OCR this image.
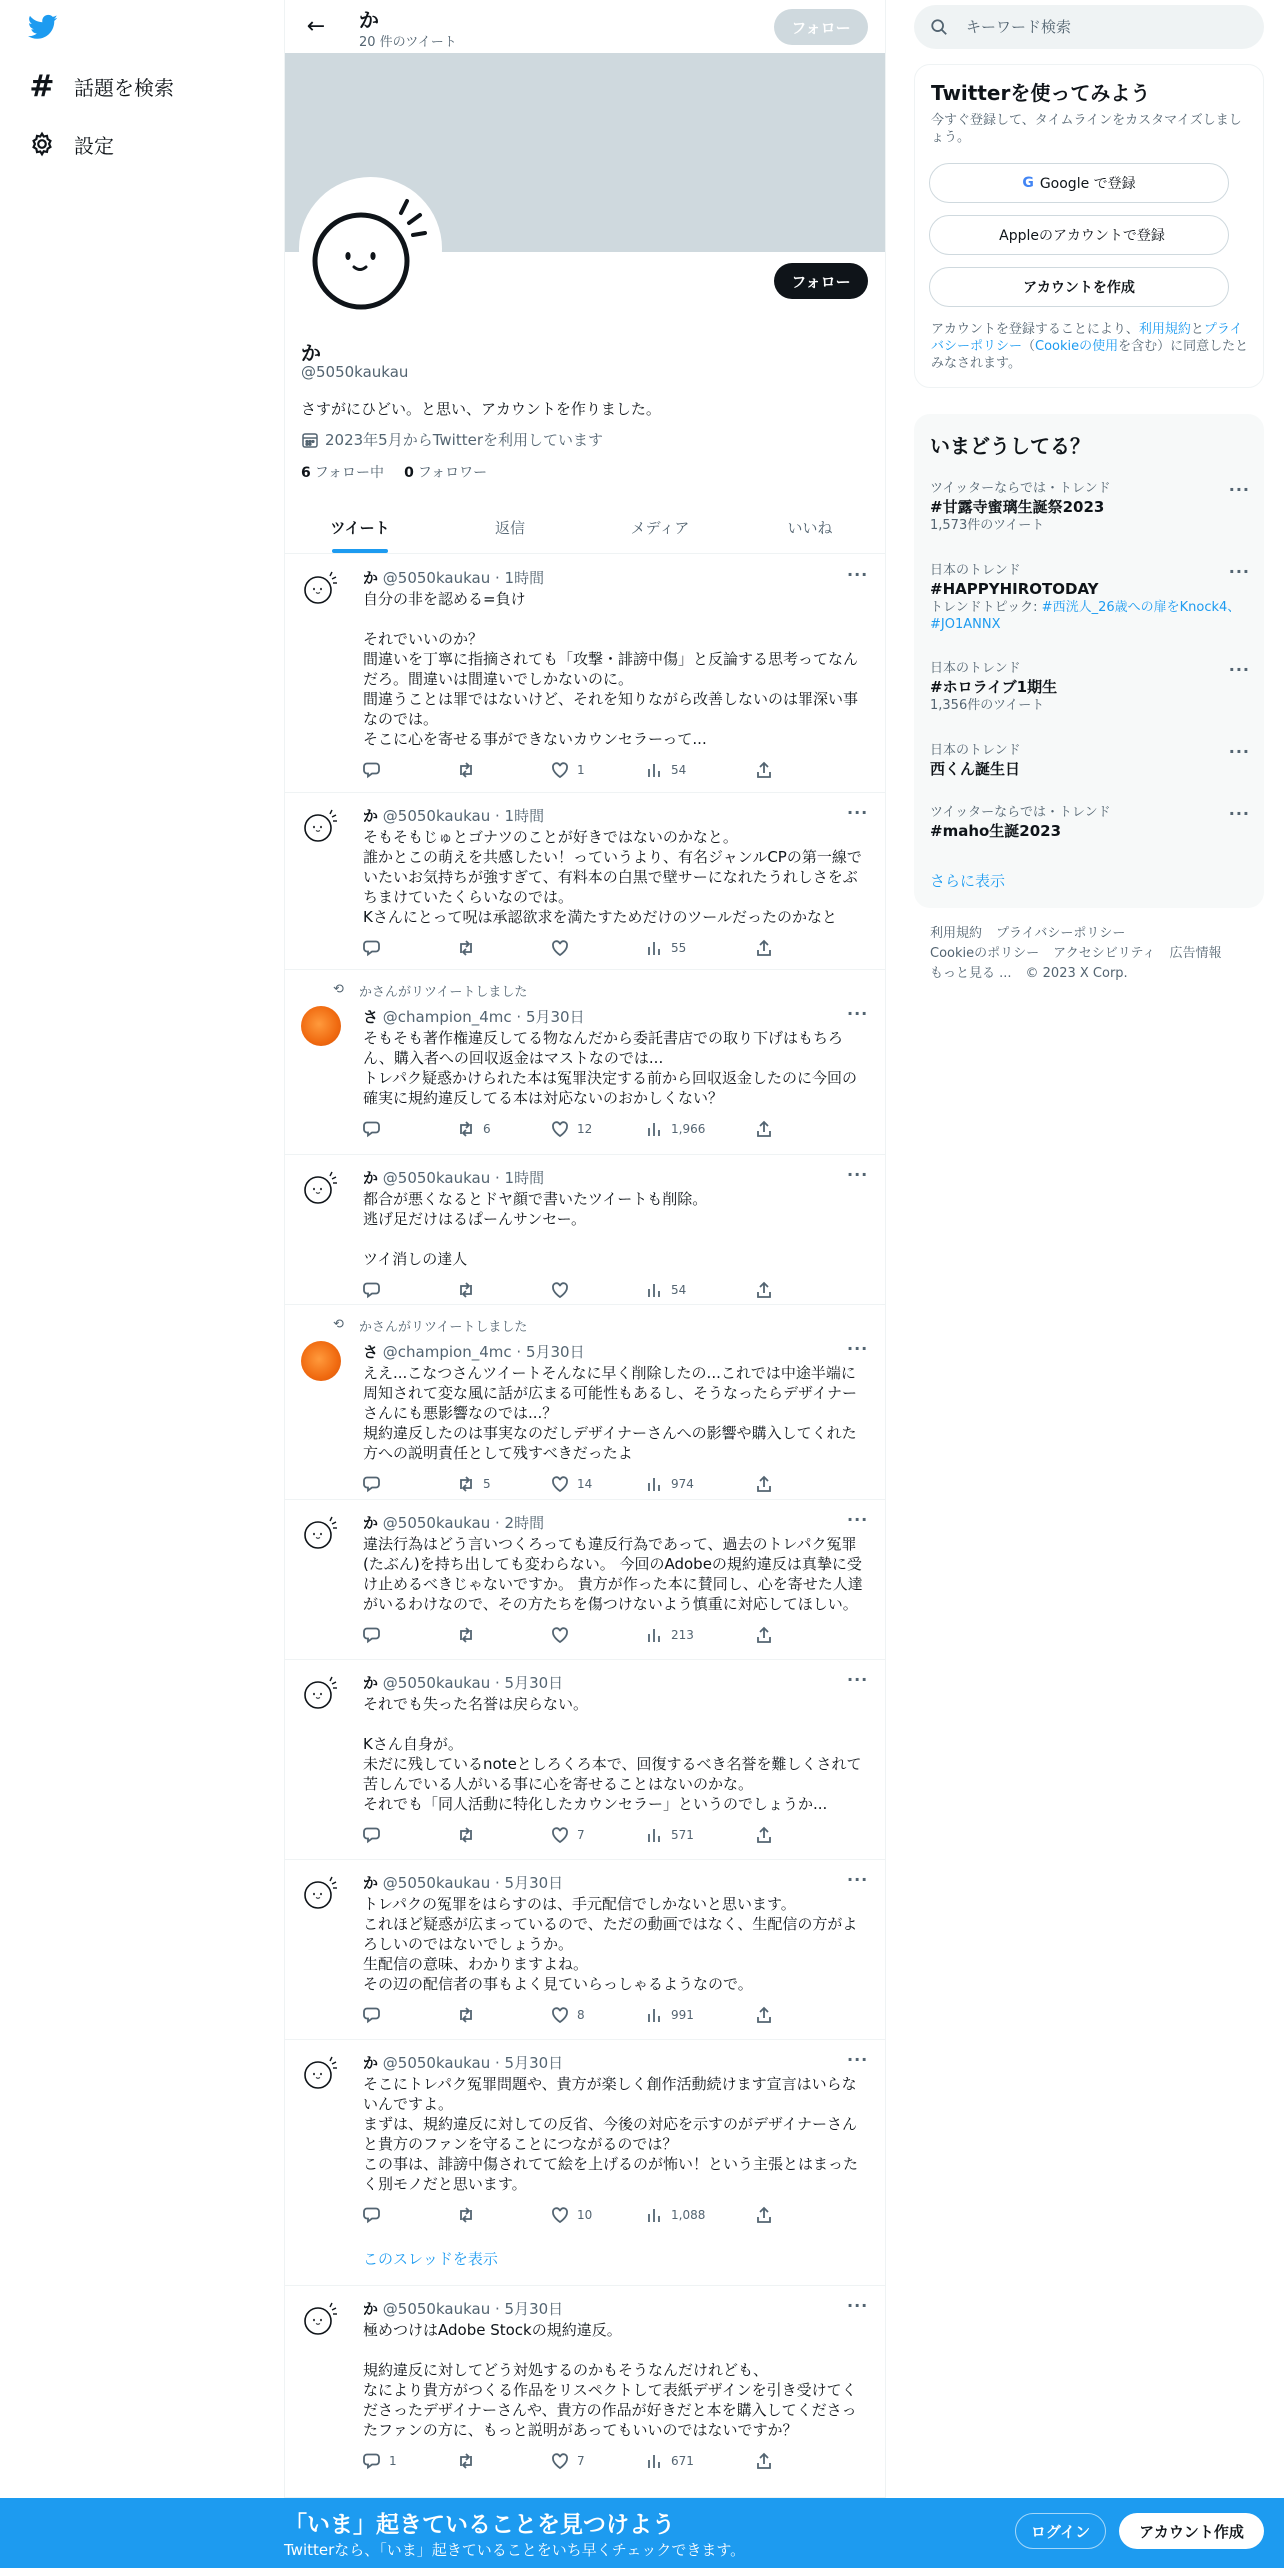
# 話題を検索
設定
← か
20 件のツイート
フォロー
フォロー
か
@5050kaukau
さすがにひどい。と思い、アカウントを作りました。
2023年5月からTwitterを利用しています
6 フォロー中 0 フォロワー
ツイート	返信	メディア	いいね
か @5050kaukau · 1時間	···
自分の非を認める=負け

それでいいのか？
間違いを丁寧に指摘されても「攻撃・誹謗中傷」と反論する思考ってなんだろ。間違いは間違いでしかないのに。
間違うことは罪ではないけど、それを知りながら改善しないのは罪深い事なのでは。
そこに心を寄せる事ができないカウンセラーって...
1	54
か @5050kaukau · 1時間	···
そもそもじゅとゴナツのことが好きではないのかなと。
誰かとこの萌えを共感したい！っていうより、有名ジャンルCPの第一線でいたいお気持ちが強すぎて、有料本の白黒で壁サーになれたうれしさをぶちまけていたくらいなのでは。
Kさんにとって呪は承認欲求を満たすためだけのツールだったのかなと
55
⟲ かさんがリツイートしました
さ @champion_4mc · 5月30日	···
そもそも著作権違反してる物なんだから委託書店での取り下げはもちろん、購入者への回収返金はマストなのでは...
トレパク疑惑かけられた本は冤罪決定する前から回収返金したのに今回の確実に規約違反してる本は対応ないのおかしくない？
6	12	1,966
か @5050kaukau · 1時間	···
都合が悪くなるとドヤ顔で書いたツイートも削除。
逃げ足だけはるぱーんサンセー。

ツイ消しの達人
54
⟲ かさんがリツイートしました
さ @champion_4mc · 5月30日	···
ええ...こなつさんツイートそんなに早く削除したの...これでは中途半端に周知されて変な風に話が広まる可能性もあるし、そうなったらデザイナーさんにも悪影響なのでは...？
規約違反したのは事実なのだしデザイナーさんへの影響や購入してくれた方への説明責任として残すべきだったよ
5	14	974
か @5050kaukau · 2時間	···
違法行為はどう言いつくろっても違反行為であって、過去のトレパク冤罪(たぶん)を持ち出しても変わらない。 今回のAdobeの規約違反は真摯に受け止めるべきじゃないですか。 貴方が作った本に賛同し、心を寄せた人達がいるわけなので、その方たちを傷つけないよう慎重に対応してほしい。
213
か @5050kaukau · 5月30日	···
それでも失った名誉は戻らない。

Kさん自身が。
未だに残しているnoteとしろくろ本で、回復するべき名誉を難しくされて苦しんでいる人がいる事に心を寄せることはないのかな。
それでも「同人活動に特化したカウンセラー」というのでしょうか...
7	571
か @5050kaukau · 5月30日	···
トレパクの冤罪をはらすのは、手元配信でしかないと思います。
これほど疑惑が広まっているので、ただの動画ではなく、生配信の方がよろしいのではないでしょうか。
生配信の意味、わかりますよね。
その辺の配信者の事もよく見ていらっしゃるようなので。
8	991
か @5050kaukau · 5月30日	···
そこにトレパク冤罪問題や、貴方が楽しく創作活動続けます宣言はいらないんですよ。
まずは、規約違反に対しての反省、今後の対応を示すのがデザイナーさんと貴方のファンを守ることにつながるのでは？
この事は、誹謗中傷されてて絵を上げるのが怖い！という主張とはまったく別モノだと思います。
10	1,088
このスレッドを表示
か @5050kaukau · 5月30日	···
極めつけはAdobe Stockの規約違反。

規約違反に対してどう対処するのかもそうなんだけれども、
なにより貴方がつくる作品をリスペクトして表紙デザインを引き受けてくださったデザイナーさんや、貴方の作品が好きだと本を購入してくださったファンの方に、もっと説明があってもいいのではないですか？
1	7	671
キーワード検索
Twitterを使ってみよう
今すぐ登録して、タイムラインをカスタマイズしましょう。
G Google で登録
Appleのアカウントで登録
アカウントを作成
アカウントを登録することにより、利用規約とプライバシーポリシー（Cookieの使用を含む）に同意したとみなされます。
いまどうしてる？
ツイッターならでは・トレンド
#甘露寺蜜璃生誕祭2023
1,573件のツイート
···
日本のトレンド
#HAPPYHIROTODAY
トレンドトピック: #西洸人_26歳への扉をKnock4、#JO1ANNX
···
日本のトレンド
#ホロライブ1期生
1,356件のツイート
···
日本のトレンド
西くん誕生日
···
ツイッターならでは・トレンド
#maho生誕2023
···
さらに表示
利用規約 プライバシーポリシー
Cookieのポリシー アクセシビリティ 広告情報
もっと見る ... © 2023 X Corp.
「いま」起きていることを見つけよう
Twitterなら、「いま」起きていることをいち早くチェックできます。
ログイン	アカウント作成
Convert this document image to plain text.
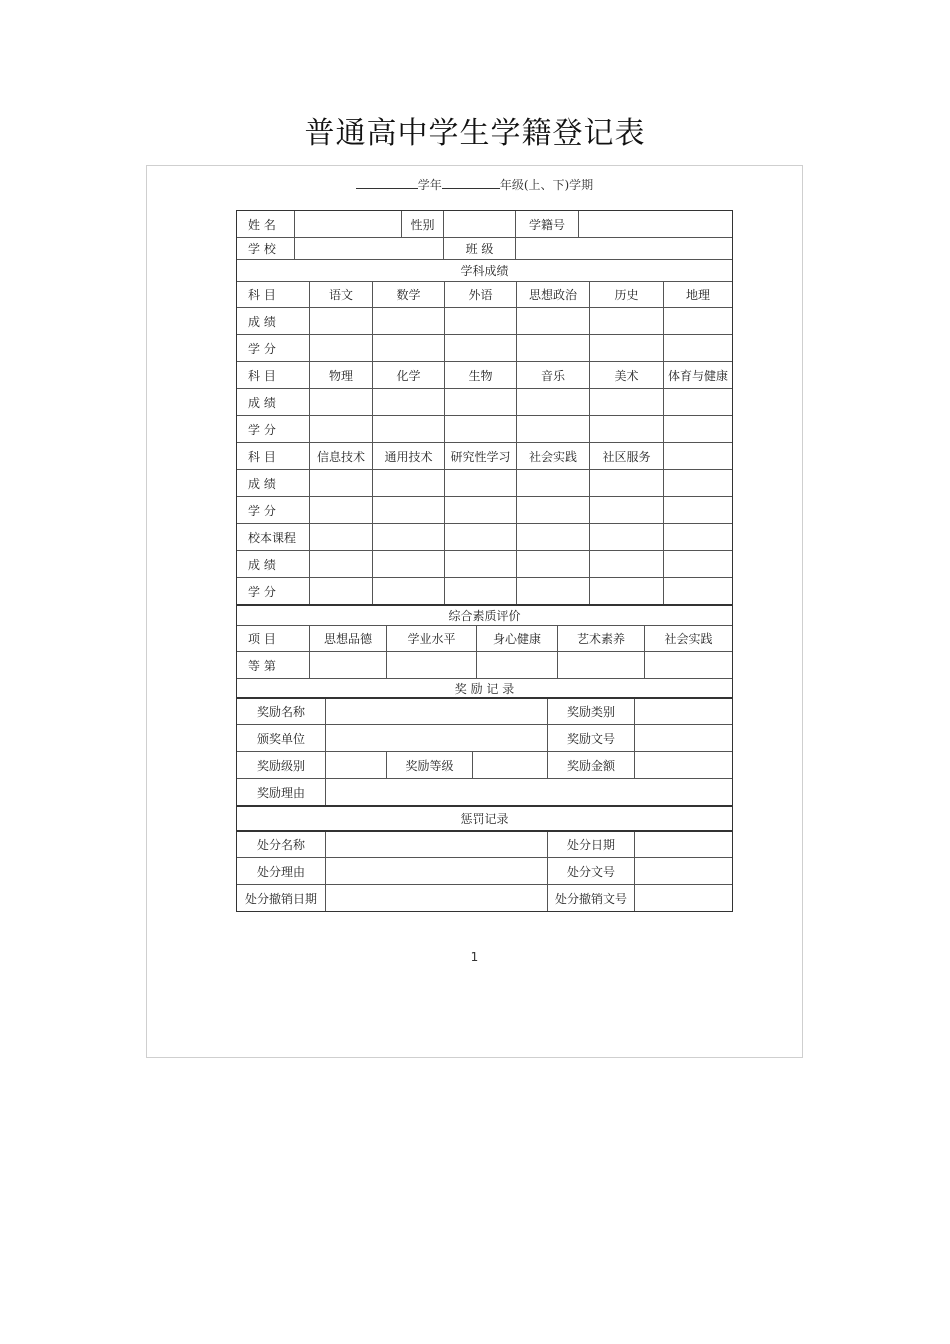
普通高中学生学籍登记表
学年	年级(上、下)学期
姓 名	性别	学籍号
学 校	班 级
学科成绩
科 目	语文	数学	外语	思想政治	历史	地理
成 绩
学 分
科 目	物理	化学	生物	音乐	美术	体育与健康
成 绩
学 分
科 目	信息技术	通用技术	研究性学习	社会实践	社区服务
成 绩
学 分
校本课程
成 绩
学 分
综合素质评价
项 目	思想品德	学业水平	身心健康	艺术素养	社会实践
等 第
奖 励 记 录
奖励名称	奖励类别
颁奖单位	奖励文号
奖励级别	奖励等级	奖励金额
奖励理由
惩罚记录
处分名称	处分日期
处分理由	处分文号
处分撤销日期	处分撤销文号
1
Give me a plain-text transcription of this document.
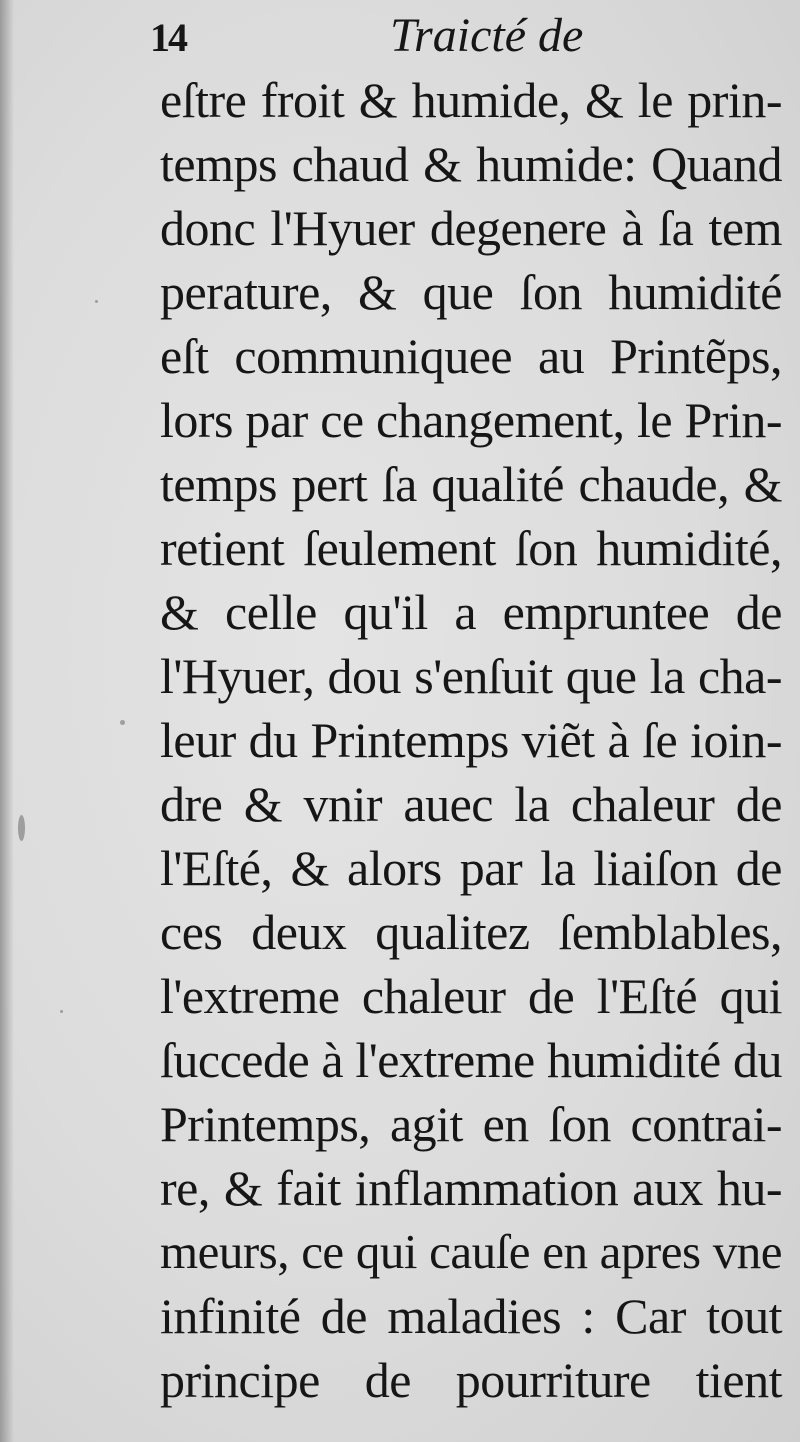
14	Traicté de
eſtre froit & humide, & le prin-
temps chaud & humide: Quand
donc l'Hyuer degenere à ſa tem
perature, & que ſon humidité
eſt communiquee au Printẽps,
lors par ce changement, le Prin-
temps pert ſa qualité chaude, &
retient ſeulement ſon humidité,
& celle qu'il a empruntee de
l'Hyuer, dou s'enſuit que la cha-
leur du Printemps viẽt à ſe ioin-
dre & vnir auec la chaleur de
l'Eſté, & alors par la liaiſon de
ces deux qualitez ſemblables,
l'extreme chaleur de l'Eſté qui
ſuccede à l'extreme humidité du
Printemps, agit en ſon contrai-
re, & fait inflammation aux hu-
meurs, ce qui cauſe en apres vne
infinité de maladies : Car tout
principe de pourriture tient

§

Set task:
Pick out all lines from the data above in which the word "this" appears.

Exercise solution:
OCR this image.
Convert this document image to plain text.
Give me a plain-text transcription of this document.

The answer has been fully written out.